Set down the material below word for word, excluding the pictures.

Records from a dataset

........

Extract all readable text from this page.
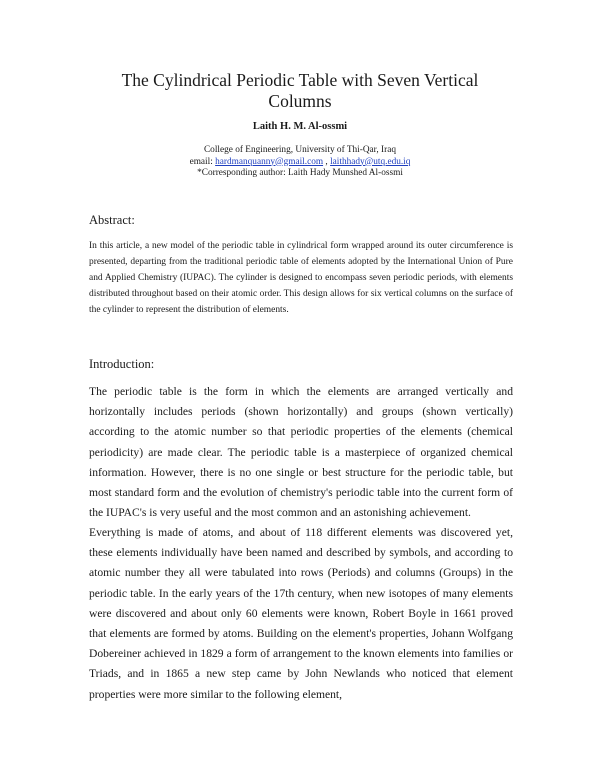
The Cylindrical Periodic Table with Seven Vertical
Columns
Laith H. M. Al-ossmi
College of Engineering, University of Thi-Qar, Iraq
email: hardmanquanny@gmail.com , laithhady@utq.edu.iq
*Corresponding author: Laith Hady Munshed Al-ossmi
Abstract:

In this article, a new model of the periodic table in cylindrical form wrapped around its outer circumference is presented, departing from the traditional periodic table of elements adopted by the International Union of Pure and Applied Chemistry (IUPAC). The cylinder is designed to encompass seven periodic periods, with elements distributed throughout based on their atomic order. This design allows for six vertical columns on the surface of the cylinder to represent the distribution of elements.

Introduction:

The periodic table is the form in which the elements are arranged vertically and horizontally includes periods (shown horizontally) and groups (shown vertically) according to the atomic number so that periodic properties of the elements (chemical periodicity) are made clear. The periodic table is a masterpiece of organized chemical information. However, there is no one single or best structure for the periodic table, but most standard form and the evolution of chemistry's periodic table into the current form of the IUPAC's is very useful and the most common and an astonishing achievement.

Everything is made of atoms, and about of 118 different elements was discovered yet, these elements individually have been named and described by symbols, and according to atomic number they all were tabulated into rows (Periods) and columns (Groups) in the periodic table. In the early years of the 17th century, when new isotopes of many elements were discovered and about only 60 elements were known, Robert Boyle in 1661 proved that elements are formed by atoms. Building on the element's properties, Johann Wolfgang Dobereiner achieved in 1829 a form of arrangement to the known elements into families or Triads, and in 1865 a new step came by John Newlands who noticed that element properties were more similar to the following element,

........

## OUTPUT BELOW
Extract all readable text from this page.
The Cylindrical Periodic Table with Seven Vertical
Columns
Laith H. M. Al-ossmi
College of Engineering, University of Thi-Qar, Iraq
email: hardmanquanny@gmail.com , laithhady@utq.edu.iq
*Corresponding author: Laith Hady Munshed Al-ossmi
Abstract:

In this article, a new model of the periodic table in cylindrical form wrapped around its outer circumference is presented, departing from the traditional periodic table of elements adopted by the International Union of Pure and Applied Chemistry (IUPAC). The cylinder is designed to encompass seven periodic periods, with elements distributed throughout based on their atomic order. This design allows for six vertical columns on the surface of the cylinder to represent the distribution of elements.

Introduction:

The periodic table is the form in which the elements are arranged vertically and horizontally includes periods (shown horizontally) and groups (shown vertically) according to the atomic number so that periodic properties of the elements (chemical periodicity) are made clear. The periodic table is a masterpiece of organized chemical information. However, there is no one single or best structure for the periodic table, but most standard form and the evolution of chemistry's periodic table into the current form of the IUPAC's is very useful and the most common and an astonishing achievement.

Everything is made of atoms, and about of 118 different elements was discovered yet, these elements individually have been named and described by symbols, and according to atomic number they all were tabulated into rows (Periods) and columns (Groups) in the periodic table. In the early years of the 17th century, when new isotopes of many elements were discovered and about only 60 elements were known, Robert Boyle in 1661 proved that elements are formed by atoms. Building on the element's properties, Johann Wolfgang Dobereiner achieved in 1829 a form of arrangement to the known elements into families or Triads, and in 1865 a new step came by John Newlands who noticed that element properties were more similar to the following element,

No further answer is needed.